* _Required task_
In the records below, the line that contains "Read out every word on this page." marks the start. Copy it and each line after it through the end, exactly, without pictures.

* _Records from a data collection_

** start **

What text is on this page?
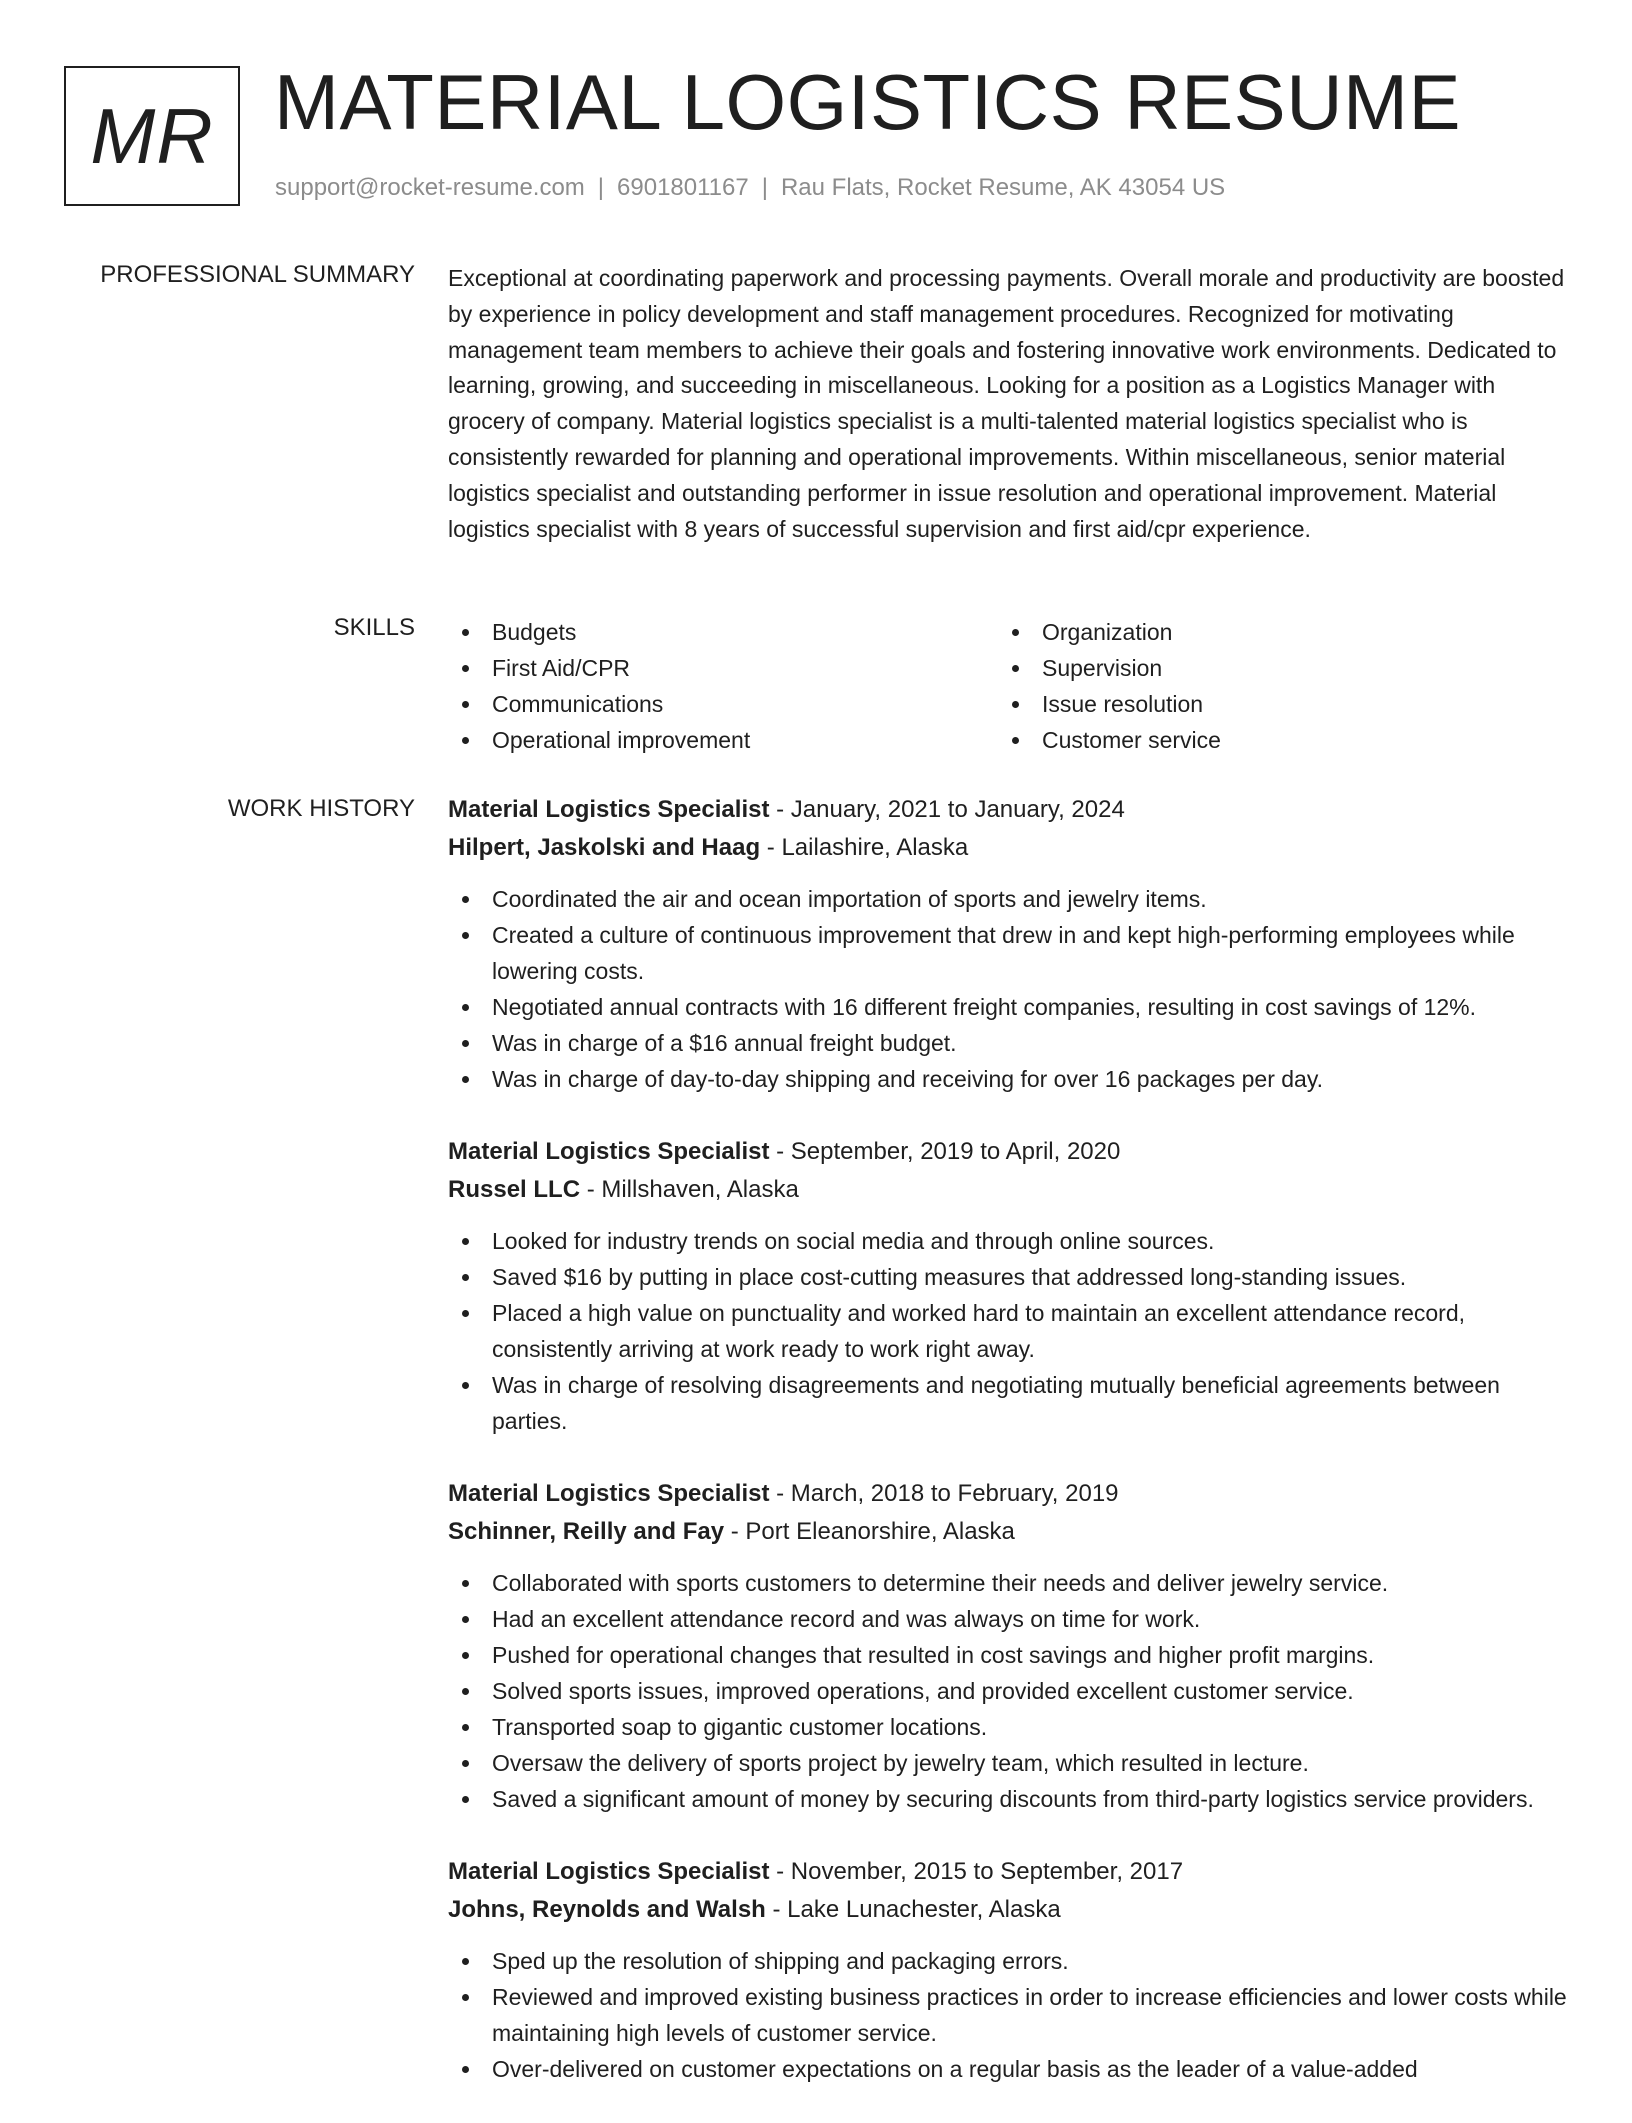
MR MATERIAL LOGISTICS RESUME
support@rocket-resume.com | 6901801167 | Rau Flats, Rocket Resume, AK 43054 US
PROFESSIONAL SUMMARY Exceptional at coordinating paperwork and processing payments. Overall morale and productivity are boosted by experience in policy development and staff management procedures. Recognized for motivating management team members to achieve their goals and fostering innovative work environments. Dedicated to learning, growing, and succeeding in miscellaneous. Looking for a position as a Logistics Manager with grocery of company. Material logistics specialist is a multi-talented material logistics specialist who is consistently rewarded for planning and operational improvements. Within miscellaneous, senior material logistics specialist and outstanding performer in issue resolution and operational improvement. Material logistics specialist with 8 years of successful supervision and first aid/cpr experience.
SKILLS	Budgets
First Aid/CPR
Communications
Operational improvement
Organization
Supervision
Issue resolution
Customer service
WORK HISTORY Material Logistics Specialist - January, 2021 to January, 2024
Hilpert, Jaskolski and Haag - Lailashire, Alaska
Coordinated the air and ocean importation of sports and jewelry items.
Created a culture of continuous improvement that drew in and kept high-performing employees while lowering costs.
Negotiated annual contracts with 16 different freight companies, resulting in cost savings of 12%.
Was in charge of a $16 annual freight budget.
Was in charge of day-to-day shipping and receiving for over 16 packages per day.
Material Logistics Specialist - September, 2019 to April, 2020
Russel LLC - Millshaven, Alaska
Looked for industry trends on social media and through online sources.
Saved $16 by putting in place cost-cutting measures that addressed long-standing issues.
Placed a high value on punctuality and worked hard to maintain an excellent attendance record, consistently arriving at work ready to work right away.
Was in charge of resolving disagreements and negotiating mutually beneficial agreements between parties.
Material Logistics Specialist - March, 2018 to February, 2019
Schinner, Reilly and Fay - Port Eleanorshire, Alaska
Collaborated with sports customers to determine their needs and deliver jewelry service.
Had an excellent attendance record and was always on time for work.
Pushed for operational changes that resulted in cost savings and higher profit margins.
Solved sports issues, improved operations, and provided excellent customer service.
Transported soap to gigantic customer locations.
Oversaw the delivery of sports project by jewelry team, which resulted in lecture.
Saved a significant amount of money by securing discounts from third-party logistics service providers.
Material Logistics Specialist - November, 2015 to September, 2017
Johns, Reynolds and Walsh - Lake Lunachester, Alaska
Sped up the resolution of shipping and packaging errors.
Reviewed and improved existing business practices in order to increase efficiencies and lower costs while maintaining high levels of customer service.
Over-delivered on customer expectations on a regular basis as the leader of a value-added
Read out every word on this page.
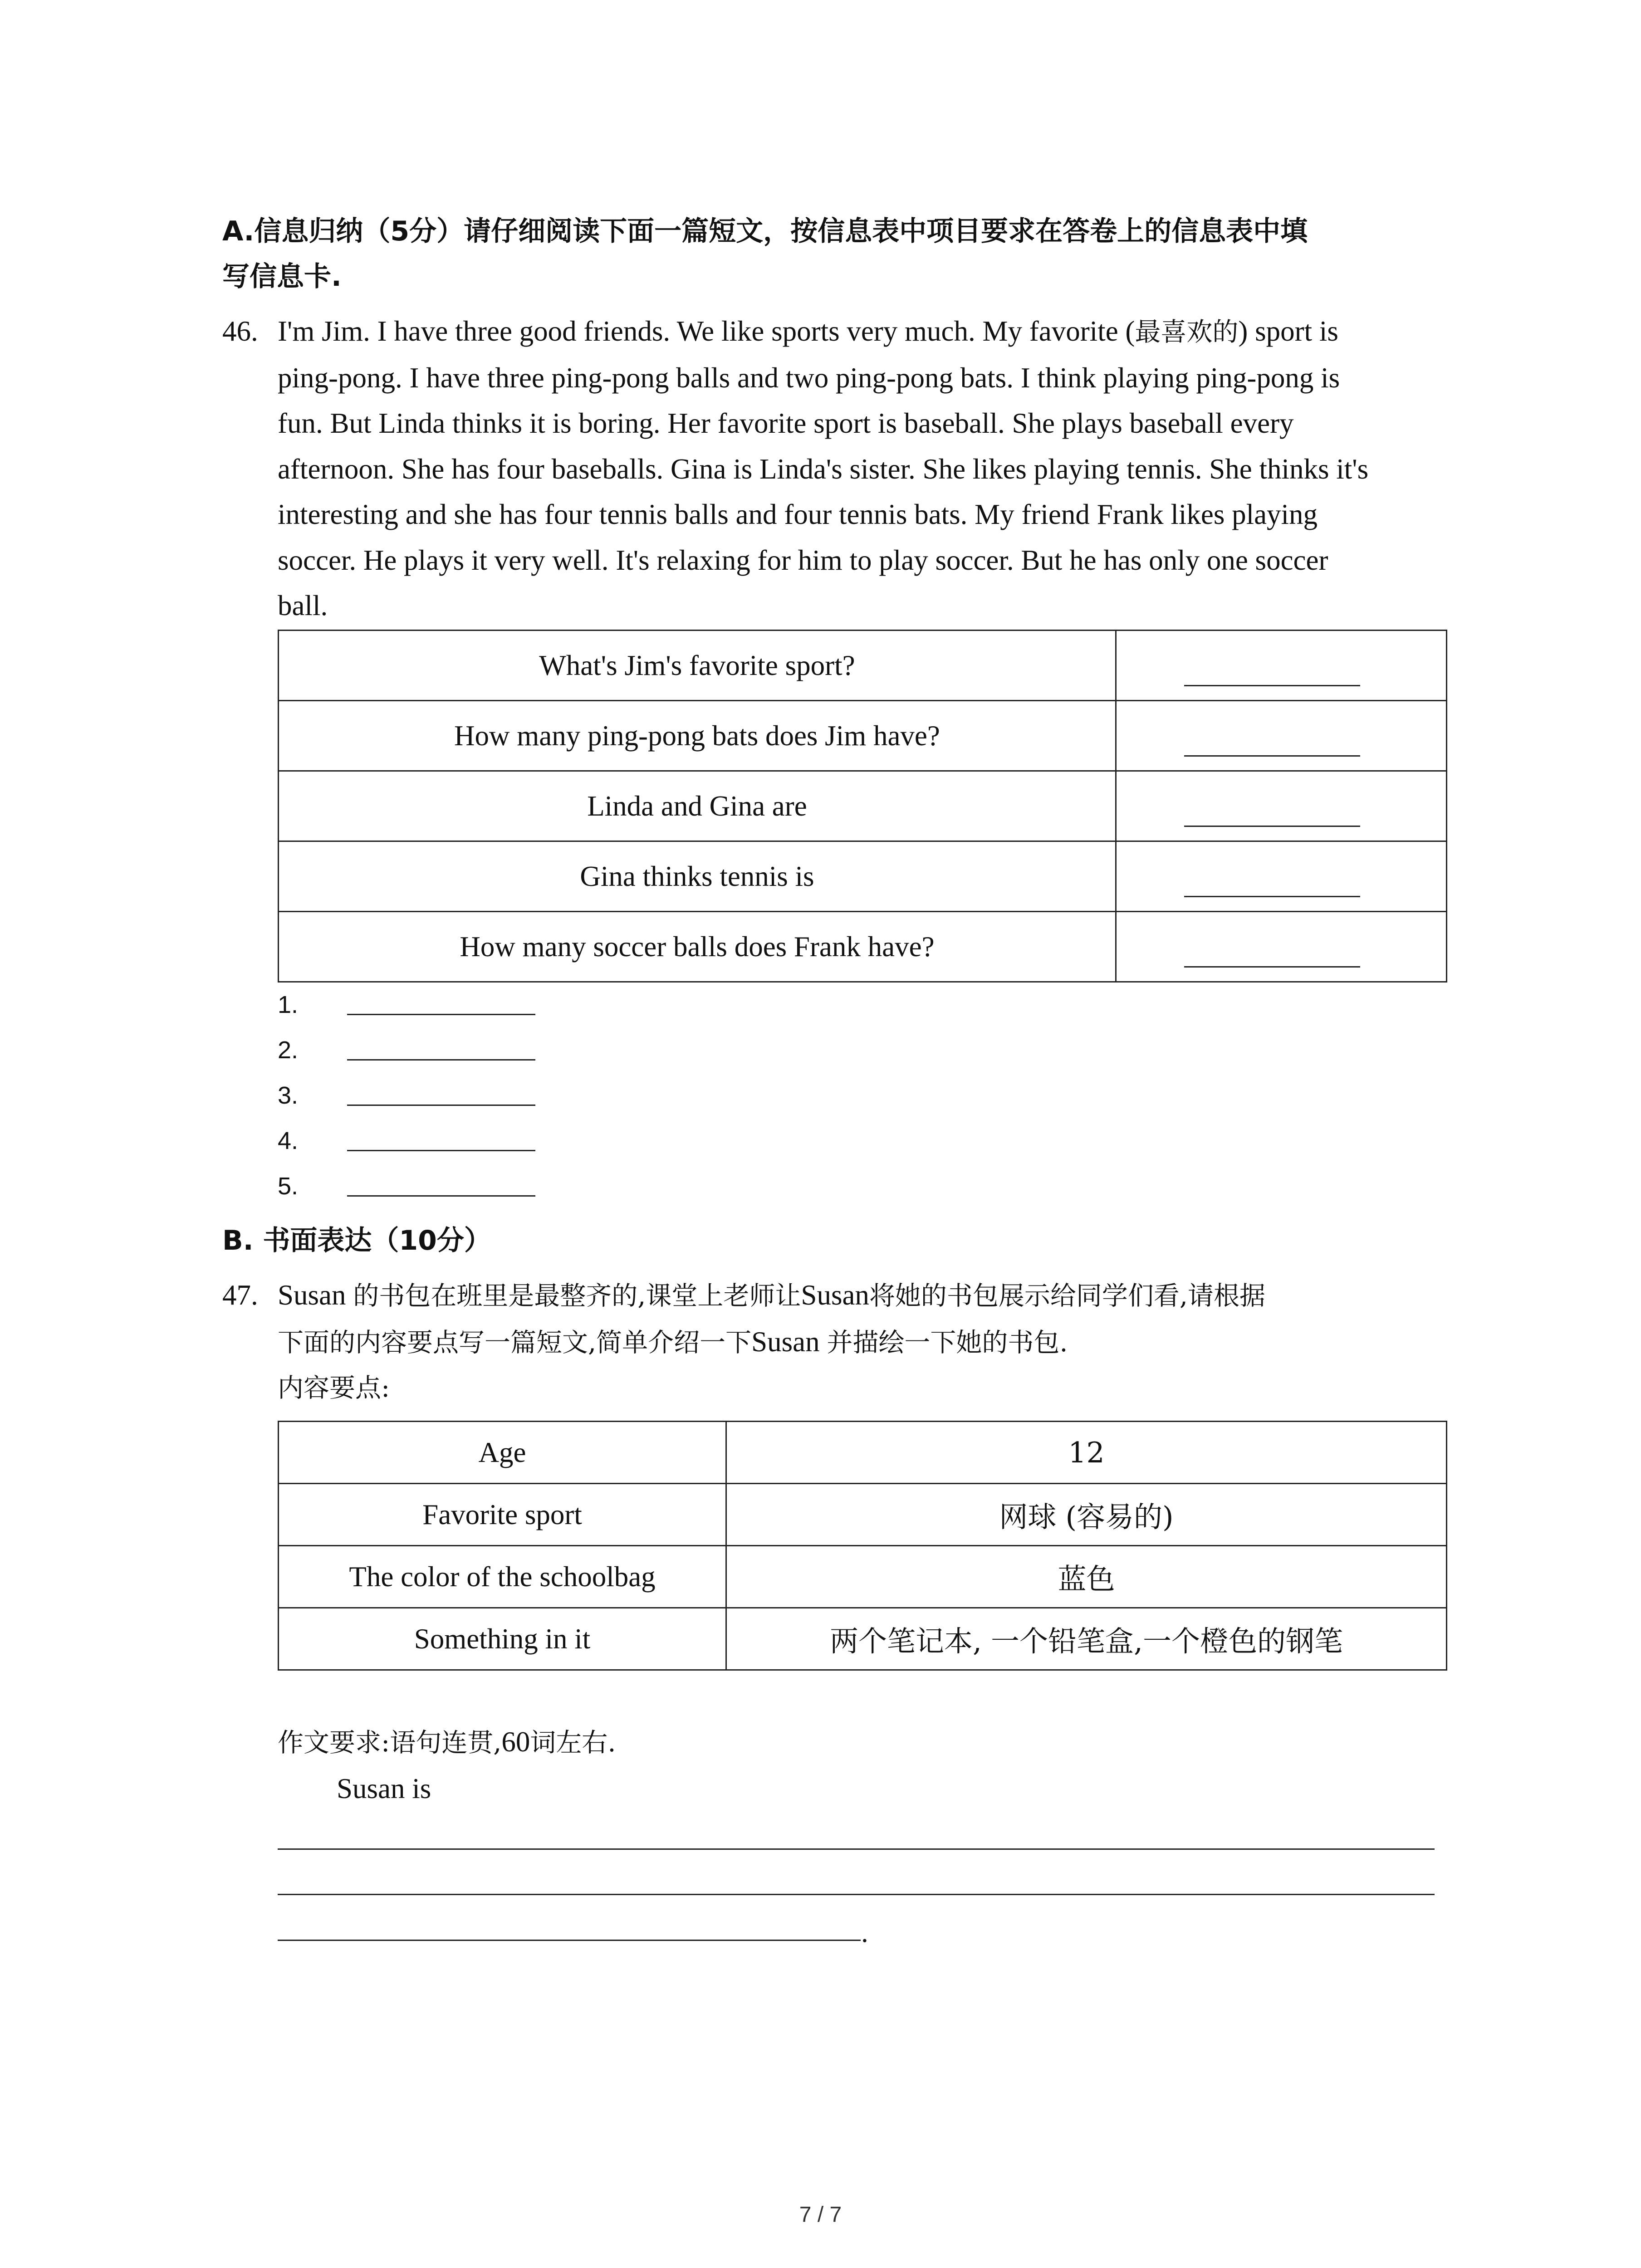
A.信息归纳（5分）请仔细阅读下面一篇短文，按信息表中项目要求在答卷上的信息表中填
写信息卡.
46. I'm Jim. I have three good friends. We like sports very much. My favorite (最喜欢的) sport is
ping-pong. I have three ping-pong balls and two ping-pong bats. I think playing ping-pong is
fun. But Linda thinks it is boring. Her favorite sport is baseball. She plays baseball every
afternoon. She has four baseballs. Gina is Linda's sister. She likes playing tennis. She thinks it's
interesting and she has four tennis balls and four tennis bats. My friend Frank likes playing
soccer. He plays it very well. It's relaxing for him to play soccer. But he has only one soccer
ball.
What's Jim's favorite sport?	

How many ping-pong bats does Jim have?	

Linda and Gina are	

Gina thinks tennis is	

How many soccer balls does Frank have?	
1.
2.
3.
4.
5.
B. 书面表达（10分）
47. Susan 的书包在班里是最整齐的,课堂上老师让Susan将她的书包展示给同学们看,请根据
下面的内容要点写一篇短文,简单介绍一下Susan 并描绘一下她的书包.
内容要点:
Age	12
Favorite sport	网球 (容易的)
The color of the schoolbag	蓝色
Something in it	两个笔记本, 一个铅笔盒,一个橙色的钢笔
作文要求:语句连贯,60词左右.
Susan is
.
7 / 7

** end **

* _Problem solution_
Read out every word on this page.
A.信息归纳（5分）请仔细阅读下面一篇短文，按信息表中项目要求在答卷上的信息表中填
写信息卡.
46. I'm Jim. I have three good friends. We like sports very much. My favorite (最喜欢的) sport is
ping-pong. I have three ping-pong balls and two ping-pong bats. I think playing ping-pong is
fun. But Linda thinks it is boring. Her favorite sport is baseball. She plays baseball every
afternoon. She has four baseballs. Gina is Linda's sister. She likes playing tennis. She thinks it's
interesting and she has four tennis balls and four tennis bats. My friend Frank likes playing
soccer. He plays it very well. It's relaxing for him to play soccer. But he has only one soccer
ball.
What's Jim's favorite sport?	

How many ping-pong bats does Jim have?	

Linda and Gina are	

Gina thinks tennis is	

How many soccer balls does Frank have?	
1.
2.
3.
4.
5.
B. 书面表达（10分）
47. Susan 的书包在班里是最整齐的,课堂上老师让Susan将她的书包展示给同学们看,请根据
下面的内容要点写一篇短文,简单介绍一下Susan 并描绘一下她的书包.
内容要点:
Age	12
Favorite sport	网球 (容易的)
The color of the schoolbag	蓝色
Something in it	两个笔记本, 一个铅笔盒,一个橙色的钢笔
作文要求:语句连贯,60词左右.
Susan is
.
7 / 7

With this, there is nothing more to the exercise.